> **Task objective**: Please transcribe the records precisely; pictures stay out of your copy.

> **Records shown**:

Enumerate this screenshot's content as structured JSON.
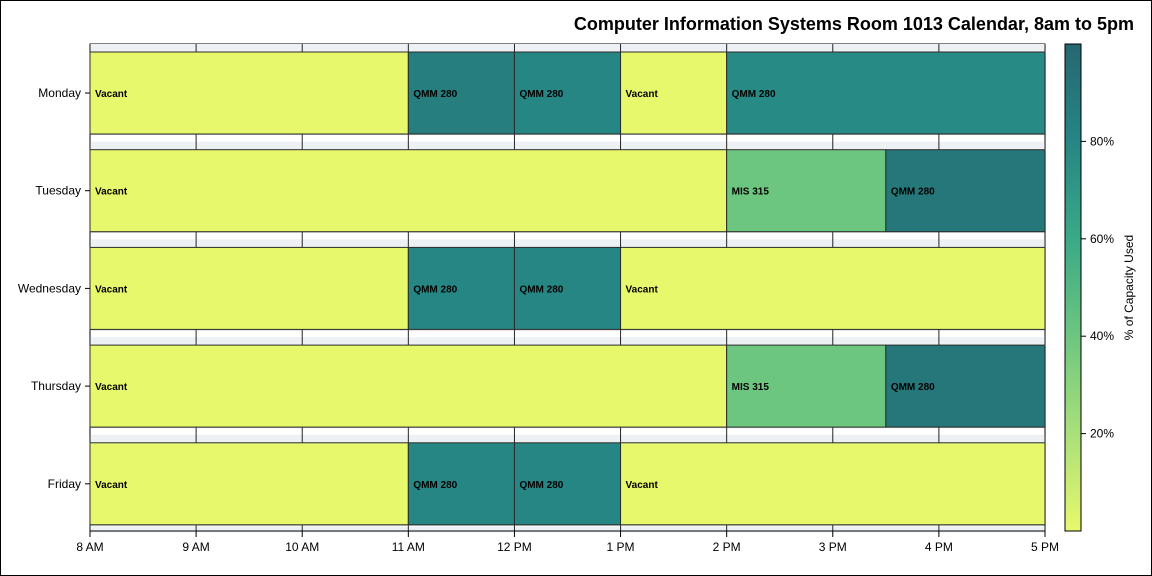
{
  "chart_data": {
    "type": "gantt",
    "title": "Computer Information Systems Room 1013 Calendar, 8am to 5pm",
    "xlim": [
      8,
      17
    ],
    "x_ticks": [
      {
        "value": 8,
        "label": "8 AM"
      },
      {
        "value": 9,
        "label": "9 AM"
      },
      {
        "value": 10,
        "label": "10 AM"
      },
      {
        "value": 11,
        "label": "11 AM"
      },
      {
        "value": 12,
        "label": "12 PM"
      },
      {
        "value": 13,
        "label": "1 PM"
      },
      {
        "value": 14,
        "label": "2 PM"
      },
      {
        "value": 15,
        "label": "3 PM"
      },
      {
        "value": 16,
        "label": "4 PM"
      },
      {
        "value": 17,
        "label": "5 PM"
      }
    ],
    "days": [
      "Monday",
      "Tuesday",
      "Wednesday",
      "Thursday",
      "Friday"
    ],
    "events": [
      {
        "day": "Monday",
        "start": 8,
        "end": 11,
        "label": "Vacant",
        "capacity_pct": 0
      },
      {
        "day": "Monday",
        "start": 11,
        "end": 12,
        "label": "QMM 280",
        "capacity_pct": 85
      },
      {
        "day": "Monday",
        "start": 12,
        "end": 13,
        "label": "QMM 280",
        "capacity_pct": 80
      },
      {
        "day": "Monday",
        "start": 13,
        "end": 14,
        "label": "Vacant",
        "capacity_pct": 0
      },
      {
        "day": "Monday",
        "start": 14,
        "end": 17,
        "label": "QMM 280",
        "capacity_pct": 78
      },
      {
        "day": "Tuesday",
        "start": 8,
        "end": 14,
        "label": "Vacant",
        "capacity_pct": 0
      },
      {
        "day": "Tuesday",
        "start": 14,
        "end": 15.5,
        "label": "MIS 315",
        "capacity_pct": 40
      },
      {
        "day": "Tuesday",
        "start": 15.5,
        "end": 17,
        "label": "QMM 280",
        "capacity_pct": 90
      },
      {
        "day": "Wednesday",
        "start": 8,
        "end": 11,
        "label": "Vacant",
        "capacity_pct": 0
      },
      {
        "day": "Wednesday",
        "start": 11,
        "end": 12,
        "label": "QMM 280",
        "capacity_pct": 80
      },
      {
        "day": "Wednesday",
        "start": 12,
        "end": 13,
        "label": "QMM 280",
        "capacity_pct": 80
      },
      {
        "day": "Wednesday",
        "start": 13,
        "end": 17,
        "label": "Vacant",
        "capacity_pct": 0
      },
      {
        "day": "Thursday",
        "start": 8,
        "end": 14,
        "label": "Vacant",
        "capacity_pct": 0
      },
      {
        "day": "Thursday",
        "start": 14,
        "end": 15.5,
        "label": "MIS 315",
        "capacity_pct": 40
      },
      {
        "day": "Thursday",
        "start": 15.5,
        "end": 17,
        "label": "QMM 280",
        "capacity_pct": 90
      },
      {
        "day": "Friday",
        "start": 8,
        "end": 11,
        "label": "Vacant",
        "capacity_pct": 0
      },
      {
        "day": "Friday",
        "start": 11,
        "end": 12,
        "label": "QMM 280",
        "capacity_pct": 80
      },
      {
        "day": "Friday",
        "start": 12,
        "end": 13,
        "label": "QMM 280",
        "capacity_pct": 80
      },
      {
        "day": "Friday",
        "start": 13,
        "end": 17,
        "label": "Vacant",
        "capacity_pct": 0
      }
    ],
    "colorbar": {
      "title": "% of Capacity Used",
      "range": [
        0,
        100
      ],
      "ticks": [
        {
          "value": 20,
          "label": "20%"
        },
        {
          "value": 40,
          "label": "40%"
        },
        {
          "value": 60,
          "label": "60%"
        },
        {
          "value": 80,
          "label": "80%"
        }
      ],
      "colors": [
        "#e8f86c",
        "#a9e07a",
        "#6dc680",
        "#3aa987",
        "#268684",
        "#266770"
      ]
    },
    "grid": true,
    "legend_position": "right"
  }
}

> **Answer to this problem**:
Enumerate this screenshot's content as structured JSON.
{
  "chart_data": {
    "type": "gantt",
    "title": "Computer Information Systems Room 1013 Calendar, 8am to 5pm",
    "xlim": [
      8,
      17
    ],
    "x_ticks": [
      {
        "value": 8,
        "label": "8 AM"
      },
      {
        "value": 9,
        "label": "9 AM"
      },
      {
        "value": 10,
        "label": "10 AM"
      },
      {
        "value": 11,
        "label": "11 AM"
      },
      {
        "value": 12,
        "label": "12 PM"
      },
      {
        "value": 13,
        "label": "1 PM"
      },
      {
        "value": 14,
        "label": "2 PM"
      },
      {
        "value": 15,
        "label": "3 PM"
      },
      {
        "value": 16,
        "label": "4 PM"
      },
      {
        "value": 17,
        "label": "5 PM"
      }
    ],
    "days": [
      "Monday",
      "Tuesday",
      "Wednesday",
      "Thursday",
      "Friday"
    ],
    "events": [
      {
        "day": "Monday",
        "start": 8,
        "end": 11,
        "label": "Vacant",
        "capacity_pct": 0
      },
      {
        "day": "Monday",
        "start": 11,
        "end": 12,
        "label": "QMM 280",
        "capacity_pct": 85
      },
      {
        "day": "Monday",
        "start": 12,
        "end": 13,
        "label": "QMM 280",
        "capacity_pct": 80
      },
      {
        "day": "Monday",
        "start": 13,
        "end": 14,
        "label": "Vacant",
        "capacity_pct": 0
      },
      {
        "day": "Monday",
        "start": 14,
        "end": 17,
        "label": "QMM 280",
        "capacity_pct": 78
      },
      {
        "day": "Tuesday",
        "start": 8,
        "end": 14,
        "label": "Vacant",
        "capacity_pct": 0
      },
      {
        "day": "Tuesday",
        "start": 14,
        "end": 15.5,
        "label": "MIS 315",
        "capacity_pct": 40
      },
      {
        "day": "Tuesday",
        "start": 15.5,
        "end": 17,
        "label": "QMM 280",
        "capacity_pct": 90
      },
      {
        "day": "Wednesday",
        "start": 8,
        "end": 11,
        "label": "Vacant",
        "capacity_pct": 0
      },
      {
        "day": "Wednesday",
        "start": 11,
        "end": 12,
        "label": "QMM 280",
        "capacity_pct": 80
      },
      {
        "day": "Wednesday",
        "start": 12,
        "end": 13,
        "label": "QMM 280",
        "capacity_pct": 80
      },
      {
        "day": "Wednesday",
        "start": 13,
        "end": 17,
        "label": "Vacant",
        "capacity_pct": 0
      },
      {
        "day": "Thursday",
        "start": 8,
        "end": 14,
        "label": "Vacant",
        "capacity_pct": 0
      },
      {
        "day": "Thursday",
        "start": 14,
        "end": 15.5,
        "label": "MIS 315",
        "capacity_pct": 40
      },
      {
        "day": "Thursday",
        "start": 15.5,
        "end": 17,
        "label": "QMM 280",
        "capacity_pct": 90
      },
      {
        "day": "Friday",
        "start": 8,
        "end": 11,
        "label": "Vacant",
        "capacity_pct": 0
      },
      {
        "day": "Friday",
        "start": 11,
        "end": 12,
        "label": "QMM 280",
        "capacity_pct": 80
      },
      {
        "day": "Friday",
        "start": 12,
        "end": 13,
        "label": "QMM 280",
        "capacity_pct": 80
      },
      {
        "day": "Friday",
        "start": 13,
        "end": 17,
        "label": "Vacant",
        "capacity_pct": 0
      }
    ],
    "colorbar": {
      "title": "% of Capacity Used",
      "range": [
        0,
        100
      ],
      "ticks": [
        {
          "value": 20,
          "label": "20%"
        },
        {
          "value": 40,
          "label": "40%"
        },
        {
          "value": 60,
          "label": "60%"
        },
        {
          "value": 80,
          "label": "80%"
        }
      ],
      "colors": [
        "#e8f86c",
        "#a9e07a",
        "#6dc680",
        "#3aa987",
        "#268684",
        "#266770"
      ]
    },
    "grid": true,
    "legend_position": "right"
  }
}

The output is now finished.